>> begin EXTRACTED ENTRIES

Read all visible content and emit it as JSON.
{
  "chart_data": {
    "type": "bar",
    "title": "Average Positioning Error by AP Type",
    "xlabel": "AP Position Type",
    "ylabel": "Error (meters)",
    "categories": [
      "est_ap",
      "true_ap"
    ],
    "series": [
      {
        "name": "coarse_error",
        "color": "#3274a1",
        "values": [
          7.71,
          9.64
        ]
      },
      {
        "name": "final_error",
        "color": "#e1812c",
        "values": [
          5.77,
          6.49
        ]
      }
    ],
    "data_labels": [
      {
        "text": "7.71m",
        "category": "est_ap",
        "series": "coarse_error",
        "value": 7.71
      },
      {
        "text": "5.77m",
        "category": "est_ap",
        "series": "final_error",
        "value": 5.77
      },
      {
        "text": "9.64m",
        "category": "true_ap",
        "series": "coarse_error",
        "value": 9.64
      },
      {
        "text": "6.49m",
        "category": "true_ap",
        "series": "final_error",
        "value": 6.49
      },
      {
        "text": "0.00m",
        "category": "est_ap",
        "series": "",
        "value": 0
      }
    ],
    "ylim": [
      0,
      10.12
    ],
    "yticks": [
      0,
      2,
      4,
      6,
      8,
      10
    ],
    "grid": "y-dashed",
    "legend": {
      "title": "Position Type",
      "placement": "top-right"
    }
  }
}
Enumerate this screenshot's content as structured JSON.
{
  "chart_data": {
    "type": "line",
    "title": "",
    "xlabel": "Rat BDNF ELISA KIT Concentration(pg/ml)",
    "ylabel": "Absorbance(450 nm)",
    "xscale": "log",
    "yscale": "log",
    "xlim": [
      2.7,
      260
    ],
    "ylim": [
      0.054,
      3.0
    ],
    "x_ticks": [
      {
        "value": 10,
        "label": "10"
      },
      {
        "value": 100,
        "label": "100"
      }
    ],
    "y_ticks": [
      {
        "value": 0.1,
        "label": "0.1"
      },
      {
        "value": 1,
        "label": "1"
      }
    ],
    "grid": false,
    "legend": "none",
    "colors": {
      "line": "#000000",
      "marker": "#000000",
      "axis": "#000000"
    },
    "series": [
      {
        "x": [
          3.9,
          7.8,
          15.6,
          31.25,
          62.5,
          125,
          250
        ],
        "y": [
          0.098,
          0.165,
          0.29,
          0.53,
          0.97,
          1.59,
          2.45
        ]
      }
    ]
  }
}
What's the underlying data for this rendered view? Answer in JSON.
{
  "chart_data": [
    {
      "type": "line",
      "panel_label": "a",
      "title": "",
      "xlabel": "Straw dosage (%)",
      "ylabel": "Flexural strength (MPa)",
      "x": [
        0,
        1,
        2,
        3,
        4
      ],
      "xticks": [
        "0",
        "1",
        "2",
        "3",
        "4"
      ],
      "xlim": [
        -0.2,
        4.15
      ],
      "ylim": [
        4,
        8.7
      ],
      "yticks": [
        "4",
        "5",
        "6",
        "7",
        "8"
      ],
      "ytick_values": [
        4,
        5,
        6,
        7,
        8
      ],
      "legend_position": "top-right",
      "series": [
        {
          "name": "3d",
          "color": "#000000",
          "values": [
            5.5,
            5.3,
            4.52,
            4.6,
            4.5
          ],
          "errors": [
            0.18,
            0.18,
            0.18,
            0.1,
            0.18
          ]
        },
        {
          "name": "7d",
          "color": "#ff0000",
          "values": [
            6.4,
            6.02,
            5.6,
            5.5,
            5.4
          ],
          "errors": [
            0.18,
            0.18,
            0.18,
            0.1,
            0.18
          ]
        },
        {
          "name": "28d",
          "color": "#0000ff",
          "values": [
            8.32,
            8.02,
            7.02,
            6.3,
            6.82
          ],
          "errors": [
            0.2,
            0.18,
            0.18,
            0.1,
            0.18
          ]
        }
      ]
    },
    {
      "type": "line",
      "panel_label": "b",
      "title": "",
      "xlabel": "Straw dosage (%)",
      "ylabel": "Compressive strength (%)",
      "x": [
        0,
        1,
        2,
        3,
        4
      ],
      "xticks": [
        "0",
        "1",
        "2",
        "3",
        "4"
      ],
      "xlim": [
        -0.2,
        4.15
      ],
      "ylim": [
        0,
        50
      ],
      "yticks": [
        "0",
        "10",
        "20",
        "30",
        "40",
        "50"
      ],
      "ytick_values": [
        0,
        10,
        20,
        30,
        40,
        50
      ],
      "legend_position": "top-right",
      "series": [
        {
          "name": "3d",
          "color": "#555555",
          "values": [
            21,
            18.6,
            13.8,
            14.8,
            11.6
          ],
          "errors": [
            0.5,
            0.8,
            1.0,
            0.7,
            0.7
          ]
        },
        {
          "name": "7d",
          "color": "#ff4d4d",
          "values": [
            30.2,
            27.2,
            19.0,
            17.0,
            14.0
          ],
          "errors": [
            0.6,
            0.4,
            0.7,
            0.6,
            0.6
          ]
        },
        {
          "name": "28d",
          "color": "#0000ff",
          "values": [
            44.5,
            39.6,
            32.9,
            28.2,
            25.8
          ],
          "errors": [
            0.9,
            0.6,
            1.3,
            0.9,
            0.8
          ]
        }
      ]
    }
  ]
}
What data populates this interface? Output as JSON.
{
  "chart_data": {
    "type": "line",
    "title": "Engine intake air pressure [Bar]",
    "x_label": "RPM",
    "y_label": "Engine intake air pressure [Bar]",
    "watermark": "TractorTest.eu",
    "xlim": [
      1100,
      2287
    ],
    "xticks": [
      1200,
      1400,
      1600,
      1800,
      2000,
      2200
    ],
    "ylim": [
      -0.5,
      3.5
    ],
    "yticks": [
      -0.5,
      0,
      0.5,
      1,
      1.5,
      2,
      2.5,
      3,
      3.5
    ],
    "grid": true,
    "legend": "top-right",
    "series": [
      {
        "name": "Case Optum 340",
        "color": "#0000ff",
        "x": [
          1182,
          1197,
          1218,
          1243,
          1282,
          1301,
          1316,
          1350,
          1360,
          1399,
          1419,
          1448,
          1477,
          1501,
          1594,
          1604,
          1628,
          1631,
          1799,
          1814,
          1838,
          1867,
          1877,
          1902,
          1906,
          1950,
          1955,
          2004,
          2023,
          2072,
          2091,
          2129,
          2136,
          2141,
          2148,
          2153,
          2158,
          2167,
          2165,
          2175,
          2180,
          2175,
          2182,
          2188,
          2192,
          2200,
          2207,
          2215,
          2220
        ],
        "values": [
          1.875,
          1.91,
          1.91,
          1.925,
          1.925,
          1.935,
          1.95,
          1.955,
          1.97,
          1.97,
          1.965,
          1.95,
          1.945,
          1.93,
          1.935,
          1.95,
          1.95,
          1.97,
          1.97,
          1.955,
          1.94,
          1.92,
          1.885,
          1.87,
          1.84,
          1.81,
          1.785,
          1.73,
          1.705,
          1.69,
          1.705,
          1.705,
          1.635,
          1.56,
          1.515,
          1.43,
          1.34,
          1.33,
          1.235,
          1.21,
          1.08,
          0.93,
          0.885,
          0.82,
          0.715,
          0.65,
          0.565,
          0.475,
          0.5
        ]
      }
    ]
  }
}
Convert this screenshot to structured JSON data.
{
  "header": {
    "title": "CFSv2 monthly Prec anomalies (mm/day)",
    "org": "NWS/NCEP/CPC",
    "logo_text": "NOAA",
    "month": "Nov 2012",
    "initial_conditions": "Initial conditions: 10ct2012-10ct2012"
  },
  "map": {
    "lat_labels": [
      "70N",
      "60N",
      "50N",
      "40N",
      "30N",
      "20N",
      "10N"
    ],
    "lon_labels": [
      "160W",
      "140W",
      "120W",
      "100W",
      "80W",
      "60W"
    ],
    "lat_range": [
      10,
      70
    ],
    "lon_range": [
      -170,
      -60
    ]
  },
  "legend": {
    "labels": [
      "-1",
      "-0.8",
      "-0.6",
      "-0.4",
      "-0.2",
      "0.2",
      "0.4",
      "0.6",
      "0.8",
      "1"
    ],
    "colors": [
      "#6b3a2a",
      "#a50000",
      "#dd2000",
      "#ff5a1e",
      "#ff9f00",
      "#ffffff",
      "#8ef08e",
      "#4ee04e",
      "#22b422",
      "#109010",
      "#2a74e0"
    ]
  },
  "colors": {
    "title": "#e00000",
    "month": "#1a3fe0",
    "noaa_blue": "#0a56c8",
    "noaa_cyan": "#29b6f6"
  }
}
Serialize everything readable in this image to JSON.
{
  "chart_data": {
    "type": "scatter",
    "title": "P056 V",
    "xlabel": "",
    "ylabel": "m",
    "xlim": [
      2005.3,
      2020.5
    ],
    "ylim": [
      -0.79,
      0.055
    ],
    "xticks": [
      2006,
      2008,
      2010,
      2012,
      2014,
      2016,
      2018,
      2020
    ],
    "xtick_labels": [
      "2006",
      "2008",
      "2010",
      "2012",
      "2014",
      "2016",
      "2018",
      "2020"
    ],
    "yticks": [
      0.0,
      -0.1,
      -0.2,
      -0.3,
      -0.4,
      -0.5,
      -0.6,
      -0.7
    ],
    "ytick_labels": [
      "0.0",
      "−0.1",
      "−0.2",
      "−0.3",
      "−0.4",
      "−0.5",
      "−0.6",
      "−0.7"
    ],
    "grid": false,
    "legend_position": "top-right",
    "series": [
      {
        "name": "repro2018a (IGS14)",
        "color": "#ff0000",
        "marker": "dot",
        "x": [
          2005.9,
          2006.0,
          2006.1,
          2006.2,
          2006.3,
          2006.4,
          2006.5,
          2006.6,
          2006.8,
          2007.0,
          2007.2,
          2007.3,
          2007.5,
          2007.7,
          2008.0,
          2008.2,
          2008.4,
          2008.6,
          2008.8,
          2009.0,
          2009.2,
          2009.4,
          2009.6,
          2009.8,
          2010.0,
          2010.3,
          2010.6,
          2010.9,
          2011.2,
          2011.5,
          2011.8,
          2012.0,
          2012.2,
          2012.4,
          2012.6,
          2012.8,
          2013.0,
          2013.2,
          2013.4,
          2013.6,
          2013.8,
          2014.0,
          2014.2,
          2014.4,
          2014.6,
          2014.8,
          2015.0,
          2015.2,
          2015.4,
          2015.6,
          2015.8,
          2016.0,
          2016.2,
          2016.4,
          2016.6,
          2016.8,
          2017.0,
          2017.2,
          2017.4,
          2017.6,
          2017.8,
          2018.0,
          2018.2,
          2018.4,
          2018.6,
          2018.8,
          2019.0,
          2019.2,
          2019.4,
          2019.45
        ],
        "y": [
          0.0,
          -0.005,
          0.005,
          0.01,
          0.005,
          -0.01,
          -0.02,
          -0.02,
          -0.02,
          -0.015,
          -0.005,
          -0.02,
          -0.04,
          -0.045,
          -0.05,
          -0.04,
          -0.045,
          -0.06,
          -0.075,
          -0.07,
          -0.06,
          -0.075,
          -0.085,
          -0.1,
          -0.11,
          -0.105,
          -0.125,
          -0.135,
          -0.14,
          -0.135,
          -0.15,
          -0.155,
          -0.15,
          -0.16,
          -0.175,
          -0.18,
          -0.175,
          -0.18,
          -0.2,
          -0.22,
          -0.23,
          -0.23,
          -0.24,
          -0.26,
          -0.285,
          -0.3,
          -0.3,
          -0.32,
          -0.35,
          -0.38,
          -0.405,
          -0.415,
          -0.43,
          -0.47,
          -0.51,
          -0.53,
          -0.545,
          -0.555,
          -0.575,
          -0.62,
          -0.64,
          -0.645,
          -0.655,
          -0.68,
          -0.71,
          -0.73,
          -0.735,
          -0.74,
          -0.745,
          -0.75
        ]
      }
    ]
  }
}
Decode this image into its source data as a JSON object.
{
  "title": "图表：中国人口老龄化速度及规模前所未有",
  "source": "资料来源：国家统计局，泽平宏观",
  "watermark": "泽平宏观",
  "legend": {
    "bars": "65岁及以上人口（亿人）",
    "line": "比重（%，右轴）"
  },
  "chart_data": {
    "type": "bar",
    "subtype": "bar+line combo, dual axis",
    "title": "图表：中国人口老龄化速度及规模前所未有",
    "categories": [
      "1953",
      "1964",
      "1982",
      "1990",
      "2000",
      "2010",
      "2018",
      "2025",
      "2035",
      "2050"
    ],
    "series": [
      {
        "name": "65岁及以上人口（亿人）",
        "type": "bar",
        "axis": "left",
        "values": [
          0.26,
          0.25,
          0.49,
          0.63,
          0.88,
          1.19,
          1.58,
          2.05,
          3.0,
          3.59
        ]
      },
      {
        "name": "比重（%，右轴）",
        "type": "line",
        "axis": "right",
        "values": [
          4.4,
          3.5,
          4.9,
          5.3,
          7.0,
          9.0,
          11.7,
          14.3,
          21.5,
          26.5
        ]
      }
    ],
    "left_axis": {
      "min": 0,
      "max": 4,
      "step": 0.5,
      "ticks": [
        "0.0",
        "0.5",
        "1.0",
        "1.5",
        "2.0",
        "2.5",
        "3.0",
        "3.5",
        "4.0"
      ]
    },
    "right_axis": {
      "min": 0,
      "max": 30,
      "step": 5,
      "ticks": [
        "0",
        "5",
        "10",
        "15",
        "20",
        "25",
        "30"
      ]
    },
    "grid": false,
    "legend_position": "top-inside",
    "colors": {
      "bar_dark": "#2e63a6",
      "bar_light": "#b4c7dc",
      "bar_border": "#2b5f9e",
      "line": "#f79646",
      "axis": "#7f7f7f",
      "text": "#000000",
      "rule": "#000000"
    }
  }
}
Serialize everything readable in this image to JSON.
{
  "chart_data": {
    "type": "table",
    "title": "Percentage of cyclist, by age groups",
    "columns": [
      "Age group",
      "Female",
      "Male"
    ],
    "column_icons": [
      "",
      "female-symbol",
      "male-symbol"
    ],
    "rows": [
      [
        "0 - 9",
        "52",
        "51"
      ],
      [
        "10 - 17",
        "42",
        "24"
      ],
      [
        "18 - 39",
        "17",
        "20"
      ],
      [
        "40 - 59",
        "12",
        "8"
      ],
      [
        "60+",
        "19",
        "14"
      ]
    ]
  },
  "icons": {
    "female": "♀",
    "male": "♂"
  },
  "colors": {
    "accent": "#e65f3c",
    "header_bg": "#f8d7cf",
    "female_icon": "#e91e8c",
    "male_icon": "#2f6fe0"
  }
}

>> end EXTRACTED ENTRIES

EXERCISE AIM.
What is the number of lines that hold the string "strength"? Reply with that number alone.

ANSWER TO THIS TASK.
2